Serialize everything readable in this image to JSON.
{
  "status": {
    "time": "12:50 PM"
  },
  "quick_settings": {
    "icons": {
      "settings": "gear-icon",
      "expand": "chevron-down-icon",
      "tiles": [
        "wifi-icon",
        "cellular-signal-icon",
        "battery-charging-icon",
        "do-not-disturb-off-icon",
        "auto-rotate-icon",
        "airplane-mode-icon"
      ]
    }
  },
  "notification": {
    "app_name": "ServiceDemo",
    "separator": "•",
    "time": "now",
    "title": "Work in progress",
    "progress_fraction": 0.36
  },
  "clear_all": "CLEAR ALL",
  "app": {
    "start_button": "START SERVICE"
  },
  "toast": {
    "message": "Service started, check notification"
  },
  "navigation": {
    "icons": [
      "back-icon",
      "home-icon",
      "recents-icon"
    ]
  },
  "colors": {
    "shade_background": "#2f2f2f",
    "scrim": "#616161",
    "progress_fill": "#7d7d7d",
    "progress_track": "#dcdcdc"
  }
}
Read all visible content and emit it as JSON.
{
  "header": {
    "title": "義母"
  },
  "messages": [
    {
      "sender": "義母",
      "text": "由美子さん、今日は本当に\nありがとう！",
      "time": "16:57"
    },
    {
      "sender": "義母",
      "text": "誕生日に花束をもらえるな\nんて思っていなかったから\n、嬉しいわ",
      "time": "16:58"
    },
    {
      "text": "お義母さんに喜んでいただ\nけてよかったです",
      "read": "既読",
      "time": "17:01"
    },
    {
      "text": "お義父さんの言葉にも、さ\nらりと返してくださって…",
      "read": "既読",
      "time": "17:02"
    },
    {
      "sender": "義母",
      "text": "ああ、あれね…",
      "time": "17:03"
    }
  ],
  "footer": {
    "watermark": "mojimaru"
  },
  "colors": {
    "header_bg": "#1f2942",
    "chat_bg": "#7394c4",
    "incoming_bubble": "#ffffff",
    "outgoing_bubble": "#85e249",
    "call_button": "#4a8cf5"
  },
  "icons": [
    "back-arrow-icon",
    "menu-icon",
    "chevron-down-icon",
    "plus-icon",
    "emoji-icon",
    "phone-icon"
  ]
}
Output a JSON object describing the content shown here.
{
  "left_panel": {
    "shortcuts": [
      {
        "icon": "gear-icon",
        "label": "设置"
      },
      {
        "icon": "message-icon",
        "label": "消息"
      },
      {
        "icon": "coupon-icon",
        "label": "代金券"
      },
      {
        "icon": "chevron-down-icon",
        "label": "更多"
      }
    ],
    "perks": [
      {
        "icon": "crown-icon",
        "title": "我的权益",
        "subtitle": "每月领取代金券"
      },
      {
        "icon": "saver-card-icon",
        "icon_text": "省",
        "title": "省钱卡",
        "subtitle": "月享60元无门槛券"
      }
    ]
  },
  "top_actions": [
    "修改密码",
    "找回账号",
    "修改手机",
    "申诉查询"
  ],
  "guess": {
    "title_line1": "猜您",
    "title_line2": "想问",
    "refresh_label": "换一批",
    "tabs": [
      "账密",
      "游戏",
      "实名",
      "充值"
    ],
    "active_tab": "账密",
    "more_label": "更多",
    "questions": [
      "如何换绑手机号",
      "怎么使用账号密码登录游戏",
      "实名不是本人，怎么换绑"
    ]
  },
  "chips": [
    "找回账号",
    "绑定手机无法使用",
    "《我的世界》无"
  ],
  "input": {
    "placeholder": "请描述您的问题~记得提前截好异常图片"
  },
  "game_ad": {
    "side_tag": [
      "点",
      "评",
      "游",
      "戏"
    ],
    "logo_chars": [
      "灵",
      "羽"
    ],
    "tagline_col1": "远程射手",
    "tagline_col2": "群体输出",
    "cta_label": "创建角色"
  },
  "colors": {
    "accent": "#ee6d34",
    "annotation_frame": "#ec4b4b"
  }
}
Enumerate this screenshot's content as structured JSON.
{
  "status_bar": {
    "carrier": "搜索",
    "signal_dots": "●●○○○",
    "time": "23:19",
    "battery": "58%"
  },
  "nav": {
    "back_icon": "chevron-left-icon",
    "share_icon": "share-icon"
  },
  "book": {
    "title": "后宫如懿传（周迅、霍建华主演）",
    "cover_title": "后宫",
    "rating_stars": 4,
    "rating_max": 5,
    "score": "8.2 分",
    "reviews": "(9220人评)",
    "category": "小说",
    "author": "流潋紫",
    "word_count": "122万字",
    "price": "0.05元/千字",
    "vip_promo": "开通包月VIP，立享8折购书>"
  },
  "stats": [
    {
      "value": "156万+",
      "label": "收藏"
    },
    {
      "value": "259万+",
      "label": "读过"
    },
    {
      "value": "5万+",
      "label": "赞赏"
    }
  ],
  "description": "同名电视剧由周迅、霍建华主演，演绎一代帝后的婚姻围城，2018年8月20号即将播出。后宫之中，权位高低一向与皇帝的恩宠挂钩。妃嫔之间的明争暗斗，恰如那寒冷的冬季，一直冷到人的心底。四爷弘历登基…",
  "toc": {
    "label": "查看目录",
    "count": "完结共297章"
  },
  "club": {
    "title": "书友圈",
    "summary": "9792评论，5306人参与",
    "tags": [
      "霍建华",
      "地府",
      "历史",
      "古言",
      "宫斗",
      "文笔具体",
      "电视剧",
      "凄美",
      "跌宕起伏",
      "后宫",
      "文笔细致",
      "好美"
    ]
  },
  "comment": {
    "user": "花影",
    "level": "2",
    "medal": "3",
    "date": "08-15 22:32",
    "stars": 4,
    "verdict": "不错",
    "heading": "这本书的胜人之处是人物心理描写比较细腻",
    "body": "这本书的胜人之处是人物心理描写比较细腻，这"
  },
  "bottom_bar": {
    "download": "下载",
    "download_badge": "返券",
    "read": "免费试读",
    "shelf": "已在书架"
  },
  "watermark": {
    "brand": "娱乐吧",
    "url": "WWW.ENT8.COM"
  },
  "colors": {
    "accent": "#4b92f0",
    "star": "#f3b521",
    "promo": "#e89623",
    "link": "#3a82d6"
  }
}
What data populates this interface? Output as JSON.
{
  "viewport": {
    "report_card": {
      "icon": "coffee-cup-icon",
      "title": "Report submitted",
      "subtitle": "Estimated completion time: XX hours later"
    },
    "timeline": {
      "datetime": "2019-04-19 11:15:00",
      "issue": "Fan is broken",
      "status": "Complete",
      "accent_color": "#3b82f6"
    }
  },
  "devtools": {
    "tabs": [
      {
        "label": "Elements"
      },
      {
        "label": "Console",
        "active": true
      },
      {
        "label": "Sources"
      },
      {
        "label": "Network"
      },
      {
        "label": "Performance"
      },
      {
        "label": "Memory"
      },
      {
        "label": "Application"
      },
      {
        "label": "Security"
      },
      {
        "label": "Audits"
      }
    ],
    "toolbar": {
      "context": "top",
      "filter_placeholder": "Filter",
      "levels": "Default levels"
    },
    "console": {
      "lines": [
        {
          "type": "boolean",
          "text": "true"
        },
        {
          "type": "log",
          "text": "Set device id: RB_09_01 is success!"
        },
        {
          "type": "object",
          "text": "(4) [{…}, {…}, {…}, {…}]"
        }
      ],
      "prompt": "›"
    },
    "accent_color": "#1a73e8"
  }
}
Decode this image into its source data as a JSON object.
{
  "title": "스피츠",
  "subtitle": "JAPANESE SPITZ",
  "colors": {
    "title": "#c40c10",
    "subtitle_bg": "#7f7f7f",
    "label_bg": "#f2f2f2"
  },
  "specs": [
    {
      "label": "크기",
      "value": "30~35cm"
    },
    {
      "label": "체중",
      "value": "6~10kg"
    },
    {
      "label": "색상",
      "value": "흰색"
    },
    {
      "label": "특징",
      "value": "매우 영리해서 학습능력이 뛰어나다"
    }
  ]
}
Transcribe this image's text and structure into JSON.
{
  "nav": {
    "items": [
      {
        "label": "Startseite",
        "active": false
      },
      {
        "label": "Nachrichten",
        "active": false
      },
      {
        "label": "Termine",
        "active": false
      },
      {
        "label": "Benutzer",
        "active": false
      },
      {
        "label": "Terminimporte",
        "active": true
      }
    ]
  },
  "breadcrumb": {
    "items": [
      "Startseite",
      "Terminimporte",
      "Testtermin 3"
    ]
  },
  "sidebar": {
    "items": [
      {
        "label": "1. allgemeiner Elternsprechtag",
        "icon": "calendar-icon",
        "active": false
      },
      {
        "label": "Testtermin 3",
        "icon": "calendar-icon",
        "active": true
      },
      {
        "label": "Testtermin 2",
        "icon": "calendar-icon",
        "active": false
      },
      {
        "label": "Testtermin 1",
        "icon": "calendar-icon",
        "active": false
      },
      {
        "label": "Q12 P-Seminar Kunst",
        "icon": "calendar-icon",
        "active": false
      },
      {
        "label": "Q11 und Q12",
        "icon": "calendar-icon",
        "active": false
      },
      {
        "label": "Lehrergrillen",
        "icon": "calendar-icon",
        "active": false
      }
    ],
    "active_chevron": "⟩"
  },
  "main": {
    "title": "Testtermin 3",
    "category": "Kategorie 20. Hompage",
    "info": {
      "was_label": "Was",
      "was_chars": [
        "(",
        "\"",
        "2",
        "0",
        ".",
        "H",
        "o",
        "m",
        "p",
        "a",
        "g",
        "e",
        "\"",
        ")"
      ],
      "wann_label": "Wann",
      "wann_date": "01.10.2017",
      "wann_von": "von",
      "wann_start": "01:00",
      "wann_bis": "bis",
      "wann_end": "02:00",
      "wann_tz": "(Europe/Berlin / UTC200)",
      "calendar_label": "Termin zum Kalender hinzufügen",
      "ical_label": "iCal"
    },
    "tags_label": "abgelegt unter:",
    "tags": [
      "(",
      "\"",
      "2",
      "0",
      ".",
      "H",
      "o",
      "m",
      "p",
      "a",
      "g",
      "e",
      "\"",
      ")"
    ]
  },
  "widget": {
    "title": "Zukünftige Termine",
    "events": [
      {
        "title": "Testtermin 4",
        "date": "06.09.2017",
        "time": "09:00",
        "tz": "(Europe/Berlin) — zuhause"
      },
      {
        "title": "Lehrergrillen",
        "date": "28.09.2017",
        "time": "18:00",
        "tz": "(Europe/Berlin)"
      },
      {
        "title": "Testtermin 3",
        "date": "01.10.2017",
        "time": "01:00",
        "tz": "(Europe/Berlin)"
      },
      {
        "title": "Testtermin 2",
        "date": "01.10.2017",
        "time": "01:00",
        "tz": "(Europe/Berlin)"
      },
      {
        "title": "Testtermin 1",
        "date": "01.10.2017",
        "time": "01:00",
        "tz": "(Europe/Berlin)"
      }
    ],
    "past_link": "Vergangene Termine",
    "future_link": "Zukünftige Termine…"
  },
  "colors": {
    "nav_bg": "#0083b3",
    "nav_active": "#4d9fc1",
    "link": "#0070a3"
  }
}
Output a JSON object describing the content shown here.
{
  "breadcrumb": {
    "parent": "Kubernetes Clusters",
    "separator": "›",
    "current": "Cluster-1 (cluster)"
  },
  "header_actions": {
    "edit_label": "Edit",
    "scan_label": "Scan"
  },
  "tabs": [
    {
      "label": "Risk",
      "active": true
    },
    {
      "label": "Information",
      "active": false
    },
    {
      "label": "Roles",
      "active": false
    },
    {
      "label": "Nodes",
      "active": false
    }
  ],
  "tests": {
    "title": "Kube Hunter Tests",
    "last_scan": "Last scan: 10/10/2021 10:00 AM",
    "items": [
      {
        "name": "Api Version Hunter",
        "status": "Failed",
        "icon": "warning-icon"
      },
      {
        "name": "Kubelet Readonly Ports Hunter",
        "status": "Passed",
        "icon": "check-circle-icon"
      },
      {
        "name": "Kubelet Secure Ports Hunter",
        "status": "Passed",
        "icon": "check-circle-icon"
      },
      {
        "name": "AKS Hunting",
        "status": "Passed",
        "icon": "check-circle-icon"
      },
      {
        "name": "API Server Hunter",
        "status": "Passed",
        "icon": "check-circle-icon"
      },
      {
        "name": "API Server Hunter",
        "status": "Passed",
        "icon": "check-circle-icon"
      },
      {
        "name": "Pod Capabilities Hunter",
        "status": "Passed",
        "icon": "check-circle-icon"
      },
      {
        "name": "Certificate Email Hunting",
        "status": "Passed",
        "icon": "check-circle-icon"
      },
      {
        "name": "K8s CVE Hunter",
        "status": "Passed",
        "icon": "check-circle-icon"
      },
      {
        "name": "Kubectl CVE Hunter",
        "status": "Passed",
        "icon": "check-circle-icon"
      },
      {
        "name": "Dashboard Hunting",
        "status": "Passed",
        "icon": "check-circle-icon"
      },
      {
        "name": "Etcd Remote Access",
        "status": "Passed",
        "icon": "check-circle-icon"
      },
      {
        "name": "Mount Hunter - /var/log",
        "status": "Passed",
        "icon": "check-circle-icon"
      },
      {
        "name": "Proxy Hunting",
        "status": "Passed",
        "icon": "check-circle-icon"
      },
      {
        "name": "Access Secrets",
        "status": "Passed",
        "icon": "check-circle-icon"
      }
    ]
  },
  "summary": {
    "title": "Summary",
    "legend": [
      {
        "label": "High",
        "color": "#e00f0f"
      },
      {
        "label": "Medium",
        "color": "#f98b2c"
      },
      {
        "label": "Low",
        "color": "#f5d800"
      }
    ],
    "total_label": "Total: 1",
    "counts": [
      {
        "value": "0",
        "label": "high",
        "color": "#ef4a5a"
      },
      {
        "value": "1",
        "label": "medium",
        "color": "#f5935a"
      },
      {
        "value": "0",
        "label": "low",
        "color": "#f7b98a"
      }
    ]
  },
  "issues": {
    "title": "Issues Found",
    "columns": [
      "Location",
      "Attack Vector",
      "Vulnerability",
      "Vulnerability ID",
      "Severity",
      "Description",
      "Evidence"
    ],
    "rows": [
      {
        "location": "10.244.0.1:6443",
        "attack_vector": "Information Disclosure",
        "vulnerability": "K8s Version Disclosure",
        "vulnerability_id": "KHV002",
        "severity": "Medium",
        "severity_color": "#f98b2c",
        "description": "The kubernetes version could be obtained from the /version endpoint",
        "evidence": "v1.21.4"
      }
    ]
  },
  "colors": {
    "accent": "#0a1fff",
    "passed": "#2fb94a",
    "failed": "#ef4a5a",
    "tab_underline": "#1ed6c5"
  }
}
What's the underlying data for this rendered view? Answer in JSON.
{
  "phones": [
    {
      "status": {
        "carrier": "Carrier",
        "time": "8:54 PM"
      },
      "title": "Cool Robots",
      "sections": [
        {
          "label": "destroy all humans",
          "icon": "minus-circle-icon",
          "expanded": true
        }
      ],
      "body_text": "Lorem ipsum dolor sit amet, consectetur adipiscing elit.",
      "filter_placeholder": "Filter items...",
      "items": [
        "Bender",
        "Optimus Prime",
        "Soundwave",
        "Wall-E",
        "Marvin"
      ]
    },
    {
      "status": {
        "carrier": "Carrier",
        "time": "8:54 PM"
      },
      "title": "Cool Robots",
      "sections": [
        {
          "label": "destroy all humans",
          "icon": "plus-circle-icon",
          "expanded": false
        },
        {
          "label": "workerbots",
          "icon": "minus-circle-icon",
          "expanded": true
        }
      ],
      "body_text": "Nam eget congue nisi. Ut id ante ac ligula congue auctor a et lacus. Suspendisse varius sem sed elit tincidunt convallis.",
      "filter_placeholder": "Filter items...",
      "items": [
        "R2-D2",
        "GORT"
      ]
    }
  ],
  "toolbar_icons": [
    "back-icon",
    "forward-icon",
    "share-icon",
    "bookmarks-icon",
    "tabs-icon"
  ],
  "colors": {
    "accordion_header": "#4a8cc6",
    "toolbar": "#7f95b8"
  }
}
# # # # #
Exercise instructions: Show the lines of the records that contain the word "data".

Problem solution:
What data populates this interface? Output as JSON.
Decode this image into its source data as a JSON object.
What's the underlying data for this rendered view? Answer in JSON.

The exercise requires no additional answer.